Stored entries
START

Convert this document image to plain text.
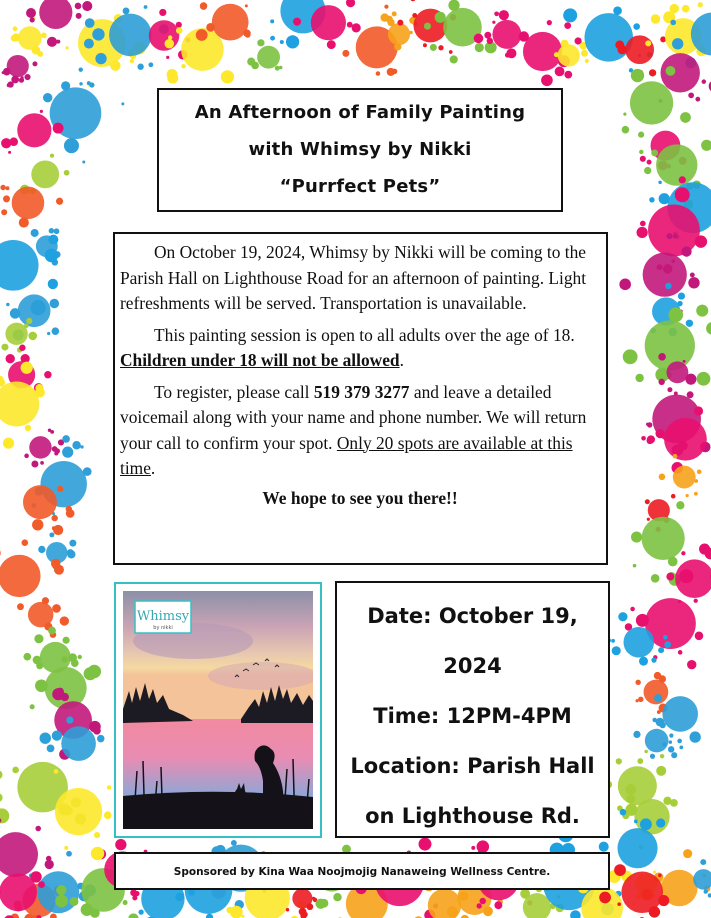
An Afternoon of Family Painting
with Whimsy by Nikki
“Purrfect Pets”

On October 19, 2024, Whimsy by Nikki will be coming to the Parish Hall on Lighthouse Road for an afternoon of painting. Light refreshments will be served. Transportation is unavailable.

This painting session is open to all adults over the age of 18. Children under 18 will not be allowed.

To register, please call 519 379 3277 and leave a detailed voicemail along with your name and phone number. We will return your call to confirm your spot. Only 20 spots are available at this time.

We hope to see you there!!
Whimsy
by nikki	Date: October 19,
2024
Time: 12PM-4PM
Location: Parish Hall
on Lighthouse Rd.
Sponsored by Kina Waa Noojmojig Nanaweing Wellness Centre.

END
START

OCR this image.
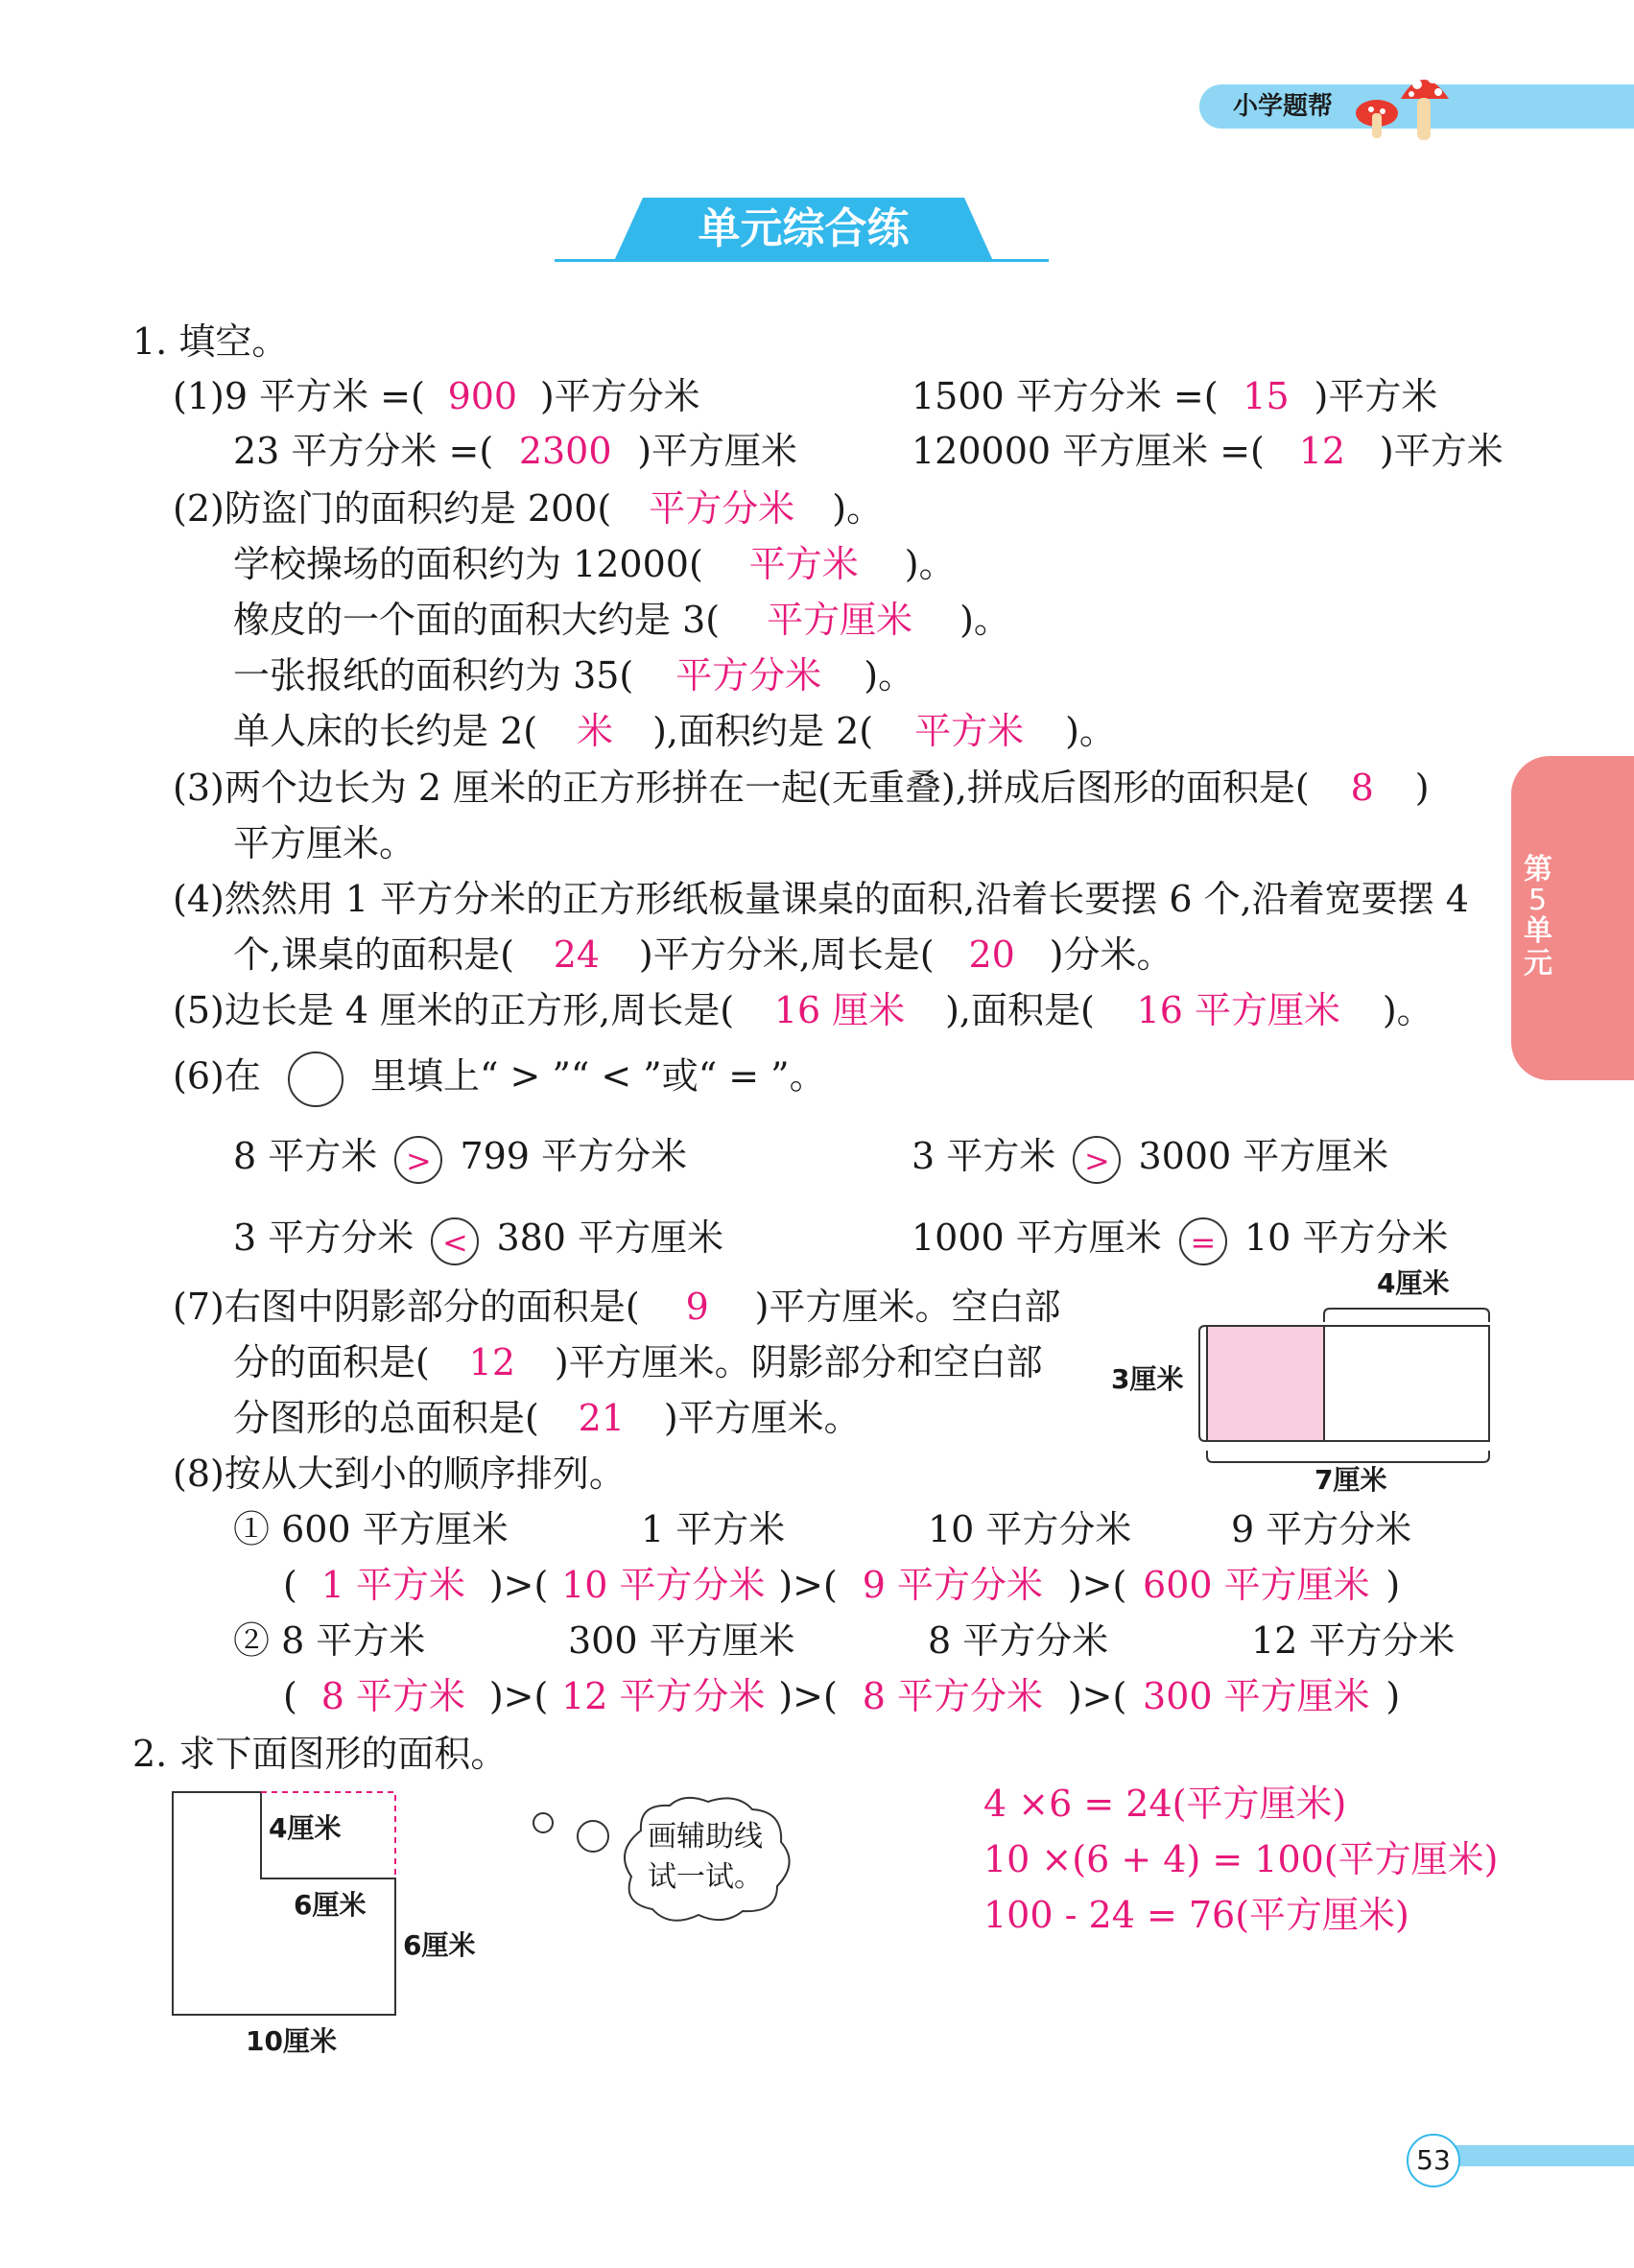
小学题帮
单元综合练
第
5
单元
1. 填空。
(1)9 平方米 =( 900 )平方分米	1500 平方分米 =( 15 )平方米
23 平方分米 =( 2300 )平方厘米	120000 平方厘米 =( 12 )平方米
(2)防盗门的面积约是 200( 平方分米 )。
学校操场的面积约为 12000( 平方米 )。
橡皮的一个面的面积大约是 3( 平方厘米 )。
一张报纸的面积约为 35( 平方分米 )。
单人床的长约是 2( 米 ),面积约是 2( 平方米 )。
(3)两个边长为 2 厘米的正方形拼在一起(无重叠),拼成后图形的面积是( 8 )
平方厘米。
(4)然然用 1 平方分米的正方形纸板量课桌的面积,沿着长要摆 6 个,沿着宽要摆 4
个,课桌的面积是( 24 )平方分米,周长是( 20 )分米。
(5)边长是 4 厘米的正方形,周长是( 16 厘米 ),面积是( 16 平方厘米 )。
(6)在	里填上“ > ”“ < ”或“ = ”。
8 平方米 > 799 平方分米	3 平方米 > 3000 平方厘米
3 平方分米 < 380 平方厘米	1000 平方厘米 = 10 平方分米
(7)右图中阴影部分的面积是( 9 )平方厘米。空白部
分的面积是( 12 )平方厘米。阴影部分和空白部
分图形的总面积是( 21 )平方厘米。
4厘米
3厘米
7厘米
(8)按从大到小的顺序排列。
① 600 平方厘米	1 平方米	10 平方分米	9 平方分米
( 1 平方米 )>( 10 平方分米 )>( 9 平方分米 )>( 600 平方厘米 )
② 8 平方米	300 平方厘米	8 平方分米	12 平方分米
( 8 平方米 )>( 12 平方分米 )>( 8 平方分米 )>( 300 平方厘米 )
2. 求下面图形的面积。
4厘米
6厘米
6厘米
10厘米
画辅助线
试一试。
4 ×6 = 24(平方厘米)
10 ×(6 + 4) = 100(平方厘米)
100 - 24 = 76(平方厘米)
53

END
START

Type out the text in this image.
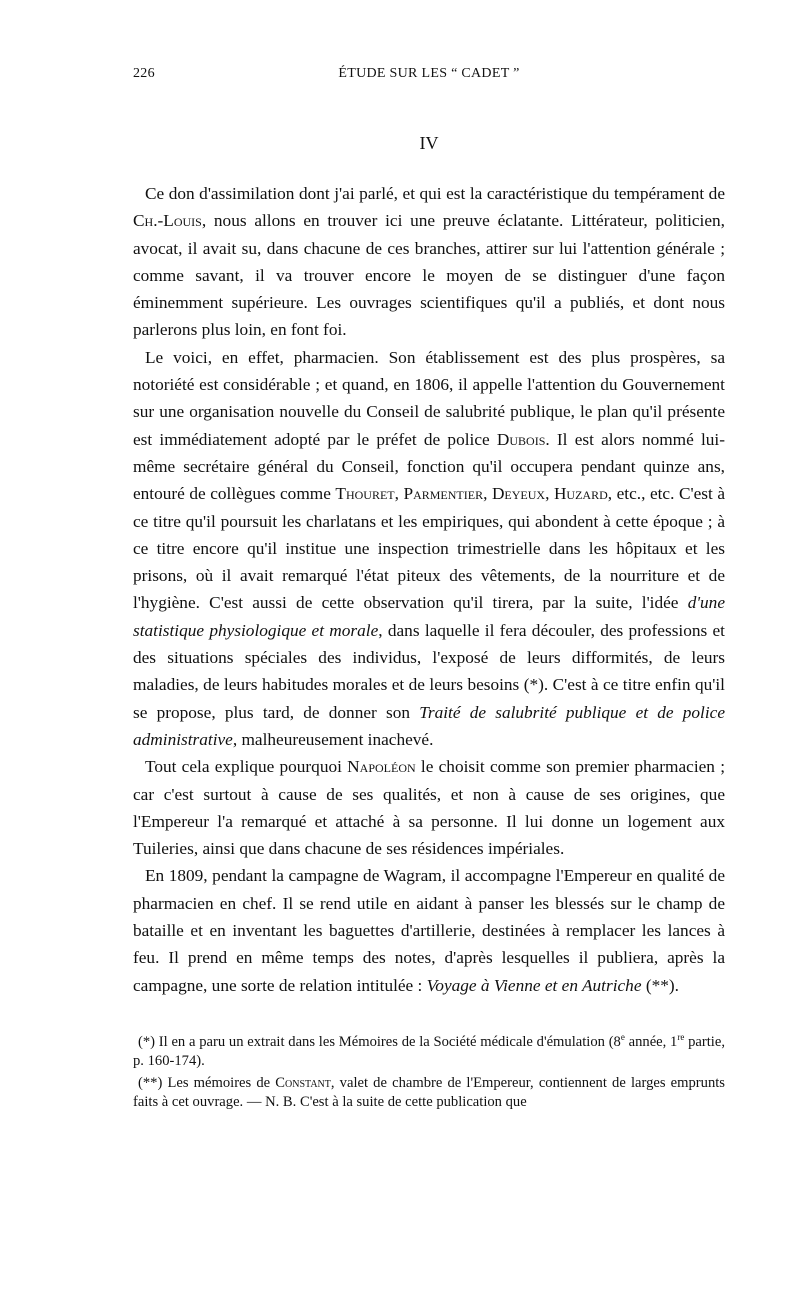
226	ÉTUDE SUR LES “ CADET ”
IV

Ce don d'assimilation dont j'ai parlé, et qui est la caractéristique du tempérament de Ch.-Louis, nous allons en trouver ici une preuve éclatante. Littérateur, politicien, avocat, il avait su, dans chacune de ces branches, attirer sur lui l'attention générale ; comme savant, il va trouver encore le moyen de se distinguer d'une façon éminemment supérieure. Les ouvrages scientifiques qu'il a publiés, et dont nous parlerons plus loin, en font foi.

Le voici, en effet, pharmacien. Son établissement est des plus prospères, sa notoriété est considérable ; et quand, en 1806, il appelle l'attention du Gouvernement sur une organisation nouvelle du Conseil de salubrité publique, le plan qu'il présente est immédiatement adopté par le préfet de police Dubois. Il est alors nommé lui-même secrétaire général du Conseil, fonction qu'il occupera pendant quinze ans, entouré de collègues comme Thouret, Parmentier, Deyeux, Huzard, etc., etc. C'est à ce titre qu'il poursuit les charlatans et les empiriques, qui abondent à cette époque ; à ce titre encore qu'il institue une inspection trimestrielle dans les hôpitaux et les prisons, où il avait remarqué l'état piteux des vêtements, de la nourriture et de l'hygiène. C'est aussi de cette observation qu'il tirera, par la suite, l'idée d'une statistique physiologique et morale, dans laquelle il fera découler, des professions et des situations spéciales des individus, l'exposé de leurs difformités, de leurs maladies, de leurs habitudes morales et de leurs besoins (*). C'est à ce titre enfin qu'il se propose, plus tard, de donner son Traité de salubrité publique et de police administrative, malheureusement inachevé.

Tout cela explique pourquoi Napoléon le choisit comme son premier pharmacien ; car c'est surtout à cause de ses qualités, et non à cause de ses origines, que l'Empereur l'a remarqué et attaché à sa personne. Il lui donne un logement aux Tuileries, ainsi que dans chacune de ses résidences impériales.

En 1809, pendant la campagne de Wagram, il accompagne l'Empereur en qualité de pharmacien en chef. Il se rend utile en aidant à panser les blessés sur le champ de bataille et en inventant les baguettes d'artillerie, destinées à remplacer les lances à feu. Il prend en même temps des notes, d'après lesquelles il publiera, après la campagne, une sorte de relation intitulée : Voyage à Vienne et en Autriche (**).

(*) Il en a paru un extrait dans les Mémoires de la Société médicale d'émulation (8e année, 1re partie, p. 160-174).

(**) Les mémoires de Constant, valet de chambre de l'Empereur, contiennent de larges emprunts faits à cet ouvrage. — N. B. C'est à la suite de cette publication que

END

EXERCISE INSTRUCTIONS:
Return every line in the listing that contains the word "remarqué".

FINISHED TASK:
Le voici, en effet, pharmacien. Son établissement est des plus prospères, sa notoriété est considérable ; et quand, en 1806, il appelle l'attention du Gouvernement sur une organisation nouvelle du Conseil de salubrité publique, le plan qu'il présente est immédiatement adopté par le préfet de police Dubois. Il est alors nommé lui-même secrétaire général du Conseil, fonction qu'il occupera pendant quinze ans, entouré de collègues comme Thouret, Parmentier, Deyeux, Huzard, etc., etc. C'est à ce titre qu'il poursuit les charlatans et les empiriques, qui abondent à cette époque ; à ce titre encore qu'il institue une inspection trimestrielle dans les hôpitaux et les prisons, où il avait remarqué l'état piteux des vêtements, de la nourriture et de l'hygiène. C'est aussi de cette observation qu'il tirera, par la suite, l'idée d'une statistique physiologique et morale, dans laquelle il fera découler, des professions et des situations spéciales des individus, l'exposé de leurs difformités, de leurs maladies, de leurs habitudes morales et de leurs besoins (*). C'est à ce titre enfin qu'il se propose, plus tard, de donner son Traité de salubrité publique et de police administrative, malheureusement inachevé.
Tout cela explique pourquoi Napoléon le choisit comme son premier pharmacien ; car c'est surtout à cause de ses qualités, et non à cause de ses origines, que l'Empereur l'a remarqué et attaché à sa personne. Il lui donne un logement aux Tuileries, ainsi que dans chacune de ses résidences impériales.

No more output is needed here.